■ SET PROBLEM
Work out how many lines hold the string "value". The answer is a single number, nothing more.

-------- DATA PROVIDED --------

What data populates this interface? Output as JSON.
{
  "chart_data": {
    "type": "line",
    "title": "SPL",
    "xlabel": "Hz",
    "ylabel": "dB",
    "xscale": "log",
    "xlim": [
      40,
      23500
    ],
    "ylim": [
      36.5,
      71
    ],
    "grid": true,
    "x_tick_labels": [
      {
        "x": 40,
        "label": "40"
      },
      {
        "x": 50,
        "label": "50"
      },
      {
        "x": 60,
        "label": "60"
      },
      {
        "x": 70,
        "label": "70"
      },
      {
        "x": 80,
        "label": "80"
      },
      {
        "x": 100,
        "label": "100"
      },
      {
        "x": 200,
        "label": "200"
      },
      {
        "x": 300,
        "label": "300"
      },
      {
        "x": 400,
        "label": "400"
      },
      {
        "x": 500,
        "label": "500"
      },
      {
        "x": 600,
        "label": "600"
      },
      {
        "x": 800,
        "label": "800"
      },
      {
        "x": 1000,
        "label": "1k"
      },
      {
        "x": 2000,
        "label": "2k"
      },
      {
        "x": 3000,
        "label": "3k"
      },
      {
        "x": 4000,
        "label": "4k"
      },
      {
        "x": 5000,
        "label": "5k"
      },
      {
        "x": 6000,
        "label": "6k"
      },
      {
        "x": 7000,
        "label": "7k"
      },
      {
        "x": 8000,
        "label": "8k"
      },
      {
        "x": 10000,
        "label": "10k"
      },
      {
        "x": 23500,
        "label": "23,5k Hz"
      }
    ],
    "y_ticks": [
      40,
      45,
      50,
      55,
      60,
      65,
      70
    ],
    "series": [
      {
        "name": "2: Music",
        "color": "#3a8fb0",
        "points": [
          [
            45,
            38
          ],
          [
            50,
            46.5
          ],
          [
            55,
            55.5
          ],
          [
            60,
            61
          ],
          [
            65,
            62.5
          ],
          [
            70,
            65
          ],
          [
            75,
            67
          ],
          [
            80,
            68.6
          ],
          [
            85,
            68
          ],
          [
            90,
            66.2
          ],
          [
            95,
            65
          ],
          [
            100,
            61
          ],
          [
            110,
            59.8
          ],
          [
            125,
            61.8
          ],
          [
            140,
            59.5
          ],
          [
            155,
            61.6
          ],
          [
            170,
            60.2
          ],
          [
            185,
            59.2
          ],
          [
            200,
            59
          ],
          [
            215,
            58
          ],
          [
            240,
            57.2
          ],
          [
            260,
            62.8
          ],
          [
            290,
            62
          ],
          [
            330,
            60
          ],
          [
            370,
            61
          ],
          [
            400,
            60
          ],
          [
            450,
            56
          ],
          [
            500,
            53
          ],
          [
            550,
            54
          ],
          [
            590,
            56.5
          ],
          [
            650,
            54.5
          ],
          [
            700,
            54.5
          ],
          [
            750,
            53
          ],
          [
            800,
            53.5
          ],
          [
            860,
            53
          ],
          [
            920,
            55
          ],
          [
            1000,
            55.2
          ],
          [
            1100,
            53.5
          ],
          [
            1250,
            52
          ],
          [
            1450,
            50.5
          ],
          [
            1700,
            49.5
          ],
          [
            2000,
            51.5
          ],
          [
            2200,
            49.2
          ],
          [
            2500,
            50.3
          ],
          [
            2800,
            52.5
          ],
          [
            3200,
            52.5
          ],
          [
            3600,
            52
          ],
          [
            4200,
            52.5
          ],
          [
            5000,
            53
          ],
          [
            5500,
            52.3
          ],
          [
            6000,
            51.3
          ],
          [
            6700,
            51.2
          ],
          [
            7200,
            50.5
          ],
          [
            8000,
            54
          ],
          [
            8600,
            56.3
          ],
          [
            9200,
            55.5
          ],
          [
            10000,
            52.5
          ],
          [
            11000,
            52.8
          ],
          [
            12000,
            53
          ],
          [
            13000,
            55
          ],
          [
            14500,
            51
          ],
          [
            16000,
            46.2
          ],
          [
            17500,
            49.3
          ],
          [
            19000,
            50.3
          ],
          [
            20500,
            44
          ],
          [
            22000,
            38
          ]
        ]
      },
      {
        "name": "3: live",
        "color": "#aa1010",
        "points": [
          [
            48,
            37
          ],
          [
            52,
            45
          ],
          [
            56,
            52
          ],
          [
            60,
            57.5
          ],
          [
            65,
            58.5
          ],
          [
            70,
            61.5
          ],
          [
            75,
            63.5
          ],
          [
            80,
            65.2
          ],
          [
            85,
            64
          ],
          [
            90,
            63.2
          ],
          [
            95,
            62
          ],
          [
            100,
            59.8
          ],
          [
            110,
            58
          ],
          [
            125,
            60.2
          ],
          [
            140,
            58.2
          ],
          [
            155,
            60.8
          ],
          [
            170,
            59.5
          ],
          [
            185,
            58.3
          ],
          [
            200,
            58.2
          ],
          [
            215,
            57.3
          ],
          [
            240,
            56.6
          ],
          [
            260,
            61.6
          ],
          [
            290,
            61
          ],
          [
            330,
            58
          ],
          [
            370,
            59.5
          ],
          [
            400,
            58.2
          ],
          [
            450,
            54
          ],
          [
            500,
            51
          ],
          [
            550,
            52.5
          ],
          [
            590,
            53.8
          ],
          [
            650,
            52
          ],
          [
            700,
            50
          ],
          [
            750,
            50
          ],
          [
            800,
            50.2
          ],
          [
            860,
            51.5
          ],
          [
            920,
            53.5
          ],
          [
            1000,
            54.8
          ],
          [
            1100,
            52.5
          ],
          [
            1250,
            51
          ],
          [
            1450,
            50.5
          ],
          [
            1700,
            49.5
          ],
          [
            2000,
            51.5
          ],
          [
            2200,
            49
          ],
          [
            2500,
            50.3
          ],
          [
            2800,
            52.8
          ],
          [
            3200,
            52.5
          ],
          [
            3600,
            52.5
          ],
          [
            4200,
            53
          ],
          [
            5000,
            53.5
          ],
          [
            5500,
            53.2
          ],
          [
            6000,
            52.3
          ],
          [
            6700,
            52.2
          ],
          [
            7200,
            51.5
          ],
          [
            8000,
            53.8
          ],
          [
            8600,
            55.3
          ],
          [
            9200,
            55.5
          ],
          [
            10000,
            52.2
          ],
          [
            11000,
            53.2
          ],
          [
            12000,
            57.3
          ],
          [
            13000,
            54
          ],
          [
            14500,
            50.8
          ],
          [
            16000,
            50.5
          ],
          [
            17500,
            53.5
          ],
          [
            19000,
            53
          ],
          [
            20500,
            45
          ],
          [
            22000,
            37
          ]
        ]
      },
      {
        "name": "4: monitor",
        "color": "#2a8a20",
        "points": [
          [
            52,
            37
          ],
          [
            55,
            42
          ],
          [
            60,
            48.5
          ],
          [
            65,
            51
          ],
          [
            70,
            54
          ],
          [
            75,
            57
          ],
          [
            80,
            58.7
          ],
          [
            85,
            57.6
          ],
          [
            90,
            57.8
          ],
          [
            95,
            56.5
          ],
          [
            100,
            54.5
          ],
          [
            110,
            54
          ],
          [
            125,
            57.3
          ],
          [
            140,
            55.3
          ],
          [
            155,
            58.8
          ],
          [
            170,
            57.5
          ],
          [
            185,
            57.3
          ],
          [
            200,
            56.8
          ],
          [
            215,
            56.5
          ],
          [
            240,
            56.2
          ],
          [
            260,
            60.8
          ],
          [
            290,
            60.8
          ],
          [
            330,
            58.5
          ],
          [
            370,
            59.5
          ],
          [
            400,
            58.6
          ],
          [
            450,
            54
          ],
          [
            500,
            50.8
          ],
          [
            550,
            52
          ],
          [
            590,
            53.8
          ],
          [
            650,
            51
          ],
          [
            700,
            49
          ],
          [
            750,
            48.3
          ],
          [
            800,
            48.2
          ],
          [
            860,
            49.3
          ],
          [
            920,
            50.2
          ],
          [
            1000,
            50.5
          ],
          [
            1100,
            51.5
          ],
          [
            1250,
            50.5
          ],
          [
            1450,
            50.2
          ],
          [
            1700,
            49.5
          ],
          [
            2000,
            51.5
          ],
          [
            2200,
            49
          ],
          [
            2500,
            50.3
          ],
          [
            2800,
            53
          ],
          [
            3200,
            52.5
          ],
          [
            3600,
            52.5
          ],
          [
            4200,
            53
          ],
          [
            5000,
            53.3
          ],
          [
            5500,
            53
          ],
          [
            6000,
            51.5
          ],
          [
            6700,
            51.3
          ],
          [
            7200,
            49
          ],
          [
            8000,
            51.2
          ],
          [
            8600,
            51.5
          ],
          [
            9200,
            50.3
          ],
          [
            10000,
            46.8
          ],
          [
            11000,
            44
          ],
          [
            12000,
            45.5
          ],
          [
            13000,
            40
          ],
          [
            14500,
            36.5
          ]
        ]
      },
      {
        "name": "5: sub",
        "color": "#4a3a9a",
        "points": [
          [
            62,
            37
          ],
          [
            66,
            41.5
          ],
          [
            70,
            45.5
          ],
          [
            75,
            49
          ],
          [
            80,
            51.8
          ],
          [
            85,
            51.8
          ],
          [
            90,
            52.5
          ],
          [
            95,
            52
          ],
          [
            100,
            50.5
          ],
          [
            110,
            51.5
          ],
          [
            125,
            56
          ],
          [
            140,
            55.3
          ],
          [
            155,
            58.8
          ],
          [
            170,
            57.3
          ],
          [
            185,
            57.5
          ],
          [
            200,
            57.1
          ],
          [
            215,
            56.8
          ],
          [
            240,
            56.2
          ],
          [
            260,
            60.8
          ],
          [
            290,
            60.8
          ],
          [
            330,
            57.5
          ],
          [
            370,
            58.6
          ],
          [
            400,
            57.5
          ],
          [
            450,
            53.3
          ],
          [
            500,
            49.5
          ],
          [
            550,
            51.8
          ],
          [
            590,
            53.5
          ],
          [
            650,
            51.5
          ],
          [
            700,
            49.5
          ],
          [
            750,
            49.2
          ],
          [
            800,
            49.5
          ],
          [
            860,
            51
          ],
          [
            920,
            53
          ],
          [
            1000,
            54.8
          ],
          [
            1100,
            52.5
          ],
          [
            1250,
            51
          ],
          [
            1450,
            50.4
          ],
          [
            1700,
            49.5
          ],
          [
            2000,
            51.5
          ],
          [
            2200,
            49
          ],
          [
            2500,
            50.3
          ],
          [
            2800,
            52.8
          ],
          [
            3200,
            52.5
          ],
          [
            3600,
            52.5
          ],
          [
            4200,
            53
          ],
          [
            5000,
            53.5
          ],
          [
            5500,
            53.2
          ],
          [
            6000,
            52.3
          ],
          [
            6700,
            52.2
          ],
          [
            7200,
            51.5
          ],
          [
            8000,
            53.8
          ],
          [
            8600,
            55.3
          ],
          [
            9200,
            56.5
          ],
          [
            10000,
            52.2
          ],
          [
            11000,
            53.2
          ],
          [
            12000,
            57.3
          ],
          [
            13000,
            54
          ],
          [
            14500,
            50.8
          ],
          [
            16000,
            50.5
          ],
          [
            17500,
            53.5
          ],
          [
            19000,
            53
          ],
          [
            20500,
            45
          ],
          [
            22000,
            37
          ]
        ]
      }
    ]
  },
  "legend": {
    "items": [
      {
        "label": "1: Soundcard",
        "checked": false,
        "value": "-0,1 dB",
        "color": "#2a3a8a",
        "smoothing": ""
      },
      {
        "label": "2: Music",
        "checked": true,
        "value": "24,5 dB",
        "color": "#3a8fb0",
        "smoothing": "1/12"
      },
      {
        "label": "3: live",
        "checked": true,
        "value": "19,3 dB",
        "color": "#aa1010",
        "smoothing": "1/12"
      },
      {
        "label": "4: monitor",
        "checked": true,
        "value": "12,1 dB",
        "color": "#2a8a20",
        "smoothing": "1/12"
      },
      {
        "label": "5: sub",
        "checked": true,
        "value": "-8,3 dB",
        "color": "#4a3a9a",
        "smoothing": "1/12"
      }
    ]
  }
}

--------

■ RESPONSE TO THIS EXERCISE
5